What you should do: Answer with one number: the count of lines in this material that hold the word "kind".

%%

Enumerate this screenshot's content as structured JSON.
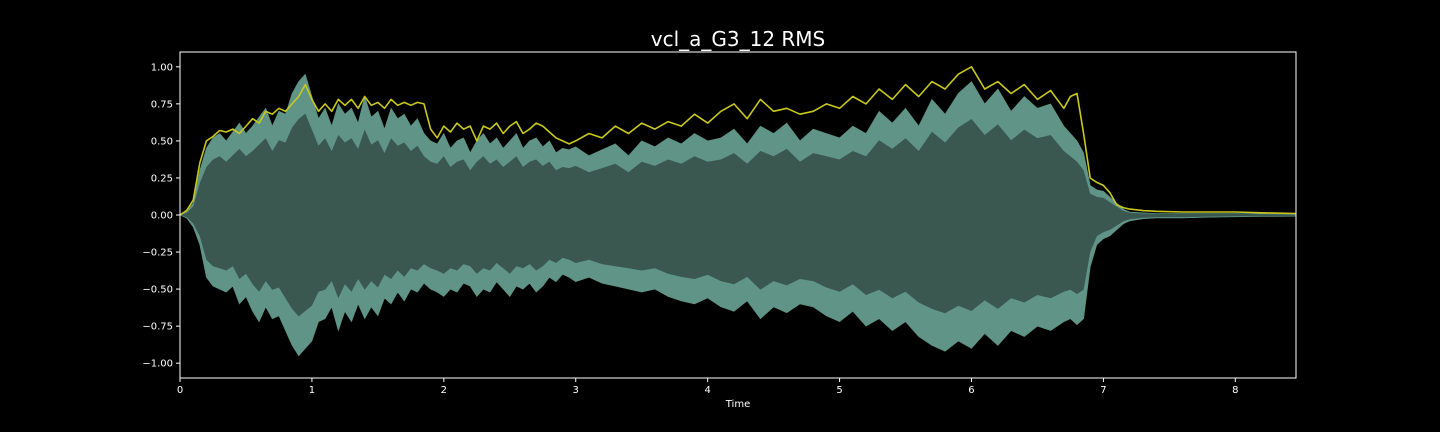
{
  "chart_data": {
    "type": "line",
    "title": "vcl_a_G3_12 RMS",
    "xlabel": "Time",
    "ylabel": "",
    "xlim": [
      0,
      8.46
    ],
    "ylim": [
      -1.1,
      1.1
    ],
    "x_ticks": [
      {
        "value": 0,
        "label": "0"
      },
      {
        "value": 1,
        "label": "1"
      },
      {
        "value": 2,
        "label": "2"
      },
      {
        "value": 3,
        "label": "3"
      },
      {
        "value": 4,
        "label": "4"
      },
      {
        "value": 5,
        "label": "5"
      },
      {
        "value": 6,
        "label": "6"
      },
      {
        "value": 7,
        "label": "7"
      },
      {
        "value": 8,
        "label": "8"
      }
    ],
    "y_ticks": [
      {
        "value": 1.0,
        "label": "1.00"
      },
      {
        "value": 0.75,
        "label": "0.75"
      },
      {
        "value": 0.5,
        "label": "0.50"
      },
      {
        "value": 0.25,
        "label": "0.25"
      },
      {
        "value": 0.0,
        "label": "0.00"
      },
      {
        "value": -0.25,
        "label": "−0.25"
      },
      {
        "value": -0.5,
        "label": "−0.50"
      },
      {
        "value": -0.75,
        "label": "−0.75"
      },
      {
        "value": -1.0,
        "label": "−1.00"
      }
    ],
    "grid": false,
    "colors": {
      "background": "#000000",
      "waveform_fill": "#3a5750",
      "waveform_peaks": "#5f9486",
      "rms_line": "#c8c81e",
      "axes": "#ffffff"
    },
    "series": [
      {
        "kind": "waveform_upper",
        "x": [
          0,
          0.05,
          0.1,
          0.15,
          0.2,
          0.25,
          0.3,
          0.35,
          0.4,
          0.45,
          0.5,
          0.55,
          0.6,
          0.65,
          0.7,
          0.75,
          0.8,
          0.85,
          0.9,
          0.95,
          1.0,
          1.05,
          1.1,
          1.15,
          1.2,
          1.25,
          1.3,
          1.35,
          1.4,
          1.45,
          1.5,
          1.55,
          1.6,
          1.65,
          1.7,
          1.75,
          1.8,
          1.85,
          1.9,
          1.95,
          2.0,
          2.05,
          2.1,
          2.15,
          2.2,
          2.25,
          2.3,
          2.35,
          2.4,
          2.45,
          2.5,
          2.55,
          2.6,
          2.65,
          2.7,
          2.75,
          2.8,
          2.85,
          2.9,
          2.95,
          3.0,
          3.1,
          3.2,
          3.3,
          3.4,
          3.5,
          3.6,
          3.7,
          3.8,
          3.9,
          4.0,
          4.1,
          4.2,
          4.3,
          4.4,
          4.5,
          4.6,
          4.7,
          4.8,
          4.9,
          5.0,
          5.1,
          5.2,
          5.3,
          5.4,
          5.5,
          5.6,
          5.7,
          5.8,
          5.9,
          6.0,
          6.1,
          6.2,
          6.3,
          6.4,
          6.5,
          6.6,
          6.7,
          6.75,
          6.8,
          6.85,
          6.9,
          6.95,
          7.0,
          7.05,
          7.1,
          7.15,
          7.2,
          7.3,
          7.4,
          7.6,
          7.8,
          8.0,
          8.2,
          8.46
        ],
        "values": [
          0.0,
          0.02,
          0.08,
          0.3,
          0.45,
          0.52,
          0.55,
          0.5,
          0.56,
          0.62,
          0.55,
          0.6,
          0.66,
          0.72,
          0.6,
          0.7,
          0.68,
          0.82,
          0.9,
          0.95,
          0.8,
          0.65,
          0.72,
          0.6,
          0.75,
          0.68,
          0.72,
          0.62,
          0.8,
          0.66,
          0.7,
          0.58,
          0.72,
          0.65,
          0.68,
          0.6,
          0.65,
          0.55,
          0.5,
          0.48,
          0.55,
          0.45,
          0.5,
          0.52,
          0.42,
          0.5,
          0.55,
          0.48,
          0.52,
          0.45,
          0.5,
          0.55,
          0.45,
          0.5,
          0.52,
          0.46,
          0.5,
          0.42,
          0.45,
          0.44,
          0.46,
          0.4,
          0.44,
          0.48,
          0.4,
          0.5,
          0.46,
          0.52,
          0.48,
          0.55,
          0.5,
          0.52,
          0.58,
          0.48,
          0.6,
          0.55,
          0.62,
          0.5,
          0.58,
          0.55,
          0.52,
          0.6,
          0.55,
          0.7,
          0.62,
          0.72,
          0.6,
          0.78,
          0.68,
          0.82,
          0.9,
          0.75,
          0.85,
          0.7,
          0.8,
          0.72,
          0.75,
          0.6,
          0.55,
          0.5,
          0.42,
          0.2,
          0.17,
          0.16,
          0.12,
          0.08,
          0.04,
          0.02,
          0.015,
          0.01,
          0.01,
          0.01,
          0.01,
          0.008,
          0.005
        ]
      },
      {
        "kind": "waveform_lower",
        "x": [
          0,
          0.05,
          0.1,
          0.15,
          0.2,
          0.25,
          0.3,
          0.35,
          0.4,
          0.45,
          0.5,
          0.55,
          0.6,
          0.65,
          0.7,
          0.75,
          0.8,
          0.85,
          0.9,
          0.95,
          1.0,
          1.05,
          1.1,
          1.15,
          1.2,
          1.25,
          1.3,
          1.35,
          1.4,
          1.45,
          1.5,
          1.55,
          1.6,
          1.65,
          1.7,
          1.75,
          1.8,
          1.85,
          1.9,
          1.95,
          2.0,
          2.05,
          2.1,
          2.15,
          2.2,
          2.25,
          2.3,
          2.35,
          2.4,
          2.45,
          2.5,
          2.55,
          2.6,
          2.65,
          2.7,
          2.75,
          2.8,
          2.85,
          2.9,
          2.95,
          3.0,
          3.1,
          3.2,
          3.3,
          3.4,
          3.5,
          3.6,
          3.7,
          3.8,
          3.9,
          4.0,
          4.1,
          4.2,
          4.3,
          4.4,
          4.5,
          4.6,
          4.7,
          4.8,
          4.9,
          5.0,
          5.1,
          5.2,
          5.3,
          5.4,
          5.5,
          5.6,
          5.7,
          5.8,
          5.9,
          6.0,
          6.1,
          6.2,
          6.3,
          6.4,
          6.5,
          6.6,
          6.7,
          6.75,
          6.8,
          6.85,
          6.9,
          6.95,
          7.0,
          7.05,
          7.1,
          7.15,
          7.2,
          7.3,
          7.4,
          7.6,
          7.8,
          8.0,
          8.2,
          8.46
        ],
        "values": [
          0.0,
          -0.02,
          -0.08,
          -0.2,
          -0.42,
          -0.48,
          -0.5,
          -0.52,
          -0.48,
          -0.6,
          -0.55,
          -0.65,
          -0.72,
          -0.62,
          -0.7,
          -0.68,
          -0.78,
          -0.88,
          -0.95,
          -0.9,
          -0.85,
          -0.72,
          -0.7,
          -0.62,
          -0.78,
          -0.65,
          -0.72,
          -0.6,
          -0.7,
          -0.62,
          -0.68,
          -0.56,
          -0.6,
          -0.52,
          -0.58,
          -0.5,
          -0.52,
          -0.46,
          -0.5,
          -0.52,
          -0.55,
          -0.5,
          -0.52,
          -0.46,
          -0.48,
          -0.55,
          -0.5,
          -0.52,
          -0.45,
          -0.5,
          -0.55,
          -0.48,
          -0.5,
          -0.46,
          -0.52,
          -0.48,
          -0.42,
          -0.45,
          -0.4,
          -0.42,
          -0.45,
          -0.42,
          -0.46,
          -0.48,
          -0.5,
          -0.52,
          -0.5,
          -0.55,
          -0.58,
          -0.6,
          -0.56,
          -0.62,
          -0.65,
          -0.58,
          -0.7,
          -0.62,
          -0.66,
          -0.6,
          -0.62,
          -0.68,
          -0.72,
          -0.65,
          -0.75,
          -0.7,
          -0.78,
          -0.72,
          -0.82,
          -0.88,
          -0.92,
          -0.85,
          -0.9,
          -0.8,
          -0.88,
          -0.78,
          -0.82,
          -0.75,
          -0.78,
          -0.72,
          -0.7,
          -0.74,
          -0.7,
          -0.35,
          -0.2,
          -0.16,
          -0.14,
          -0.1,
          -0.06,
          -0.04,
          -0.025,
          -0.02,
          -0.02,
          -0.015,
          -0.012,
          -0.01,
          -0.008
        ]
      },
      {
        "kind": "rms",
        "x": [
          0,
          0.05,
          0.1,
          0.15,
          0.2,
          0.25,
          0.3,
          0.35,
          0.4,
          0.45,
          0.5,
          0.55,
          0.6,
          0.65,
          0.7,
          0.75,
          0.8,
          0.85,
          0.9,
          0.95,
          1.0,
          1.05,
          1.1,
          1.15,
          1.2,
          1.25,
          1.3,
          1.35,
          1.4,
          1.45,
          1.5,
          1.55,
          1.6,
          1.65,
          1.7,
          1.75,
          1.8,
          1.85,
          1.9,
          1.95,
          2.0,
          2.05,
          2.1,
          2.15,
          2.2,
          2.25,
          2.3,
          2.35,
          2.4,
          2.45,
          2.5,
          2.55,
          2.6,
          2.65,
          2.7,
          2.75,
          2.8,
          2.85,
          2.9,
          2.95,
          3.0,
          3.1,
          3.2,
          3.3,
          3.4,
          3.5,
          3.6,
          3.7,
          3.8,
          3.9,
          4.0,
          4.1,
          4.2,
          4.3,
          4.4,
          4.5,
          4.6,
          4.7,
          4.8,
          4.9,
          5.0,
          5.1,
          5.2,
          5.3,
          5.4,
          5.5,
          5.6,
          5.7,
          5.8,
          5.9,
          6.0,
          6.1,
          6.2,
          6.3,
          6.4,
          6.5,
          6.6,
          6.7,
          6.75,
          6.8,
          6.85,
          6.9,
          6.95,
          7.0,
          7.05,
          7.1,
          7.15,
          7.2,
          7.3,
          7.4,
          7.6,
          7.8,
          8.0,
          8.2,
          8.46
        ],
        "values": [
          0.0,
          0.03,
          0.1,
          0.35,
          0.5,
          0.53,
          0.57,
          0.56,
          0.58,
          0.55,
          0.6,
          0.65,
          0.62,
          0.7,
          0.68,
          0.72,
          0.7,
          0.75,
          0.8,
          0.88,
          0.78,
          0.7,
          0.75,
          0.7,
          0.78,
          0.74,
          0.78,
          0.72,
          0.8,
          0.74,
          0.76,
          0.72,
          0.78,
          0.74,
          0.76,
          0.74,
          0.76,
          0.75,
          0.58,
          0.52,
          0.6,
          0.56,
          0.62,
          0.58,
          0.6,
          0.5,
          0.6,
          0.58,
          0.62,
          0.55,
          0.6,
          0.63,
          0.55,
          0.58,
          0.62,
          0.6,
          0.56,
          0.52,
          0.5,
          0.48,
          0.5,
          0.55,
          0.52,
          0.6,
          0.55,
          0.62,
          0.58,
          0.63,
          0.6,
          0.68,
          0.62,
          0.7,
          0.75,
          0.65,
          0.78,
          0.7,
          0.72,
          0.68,
          0.7,
          0.75,
          0.72,
          0.8,
          0.75,
          0.85,
          0.78,
          0.88,
          0.8,
          0.9,
          0.85,
          0.95,
          1.0,
          0.85,
          0.9,
          0.82,
          0.88,
          0.78,
          0.84,
          0.72,
          0.8,
          0.82,
          0.55,
          0.25,
          0.22,
          0.2,
          0.15,
          0.07,
          0.05,
          0.04,
          0.03,
          0.025,
          0.02,
          0.02,
          0.02,
          0.015,
          0.01
        ]
      }
    ]
  }
}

%%

Result below: 3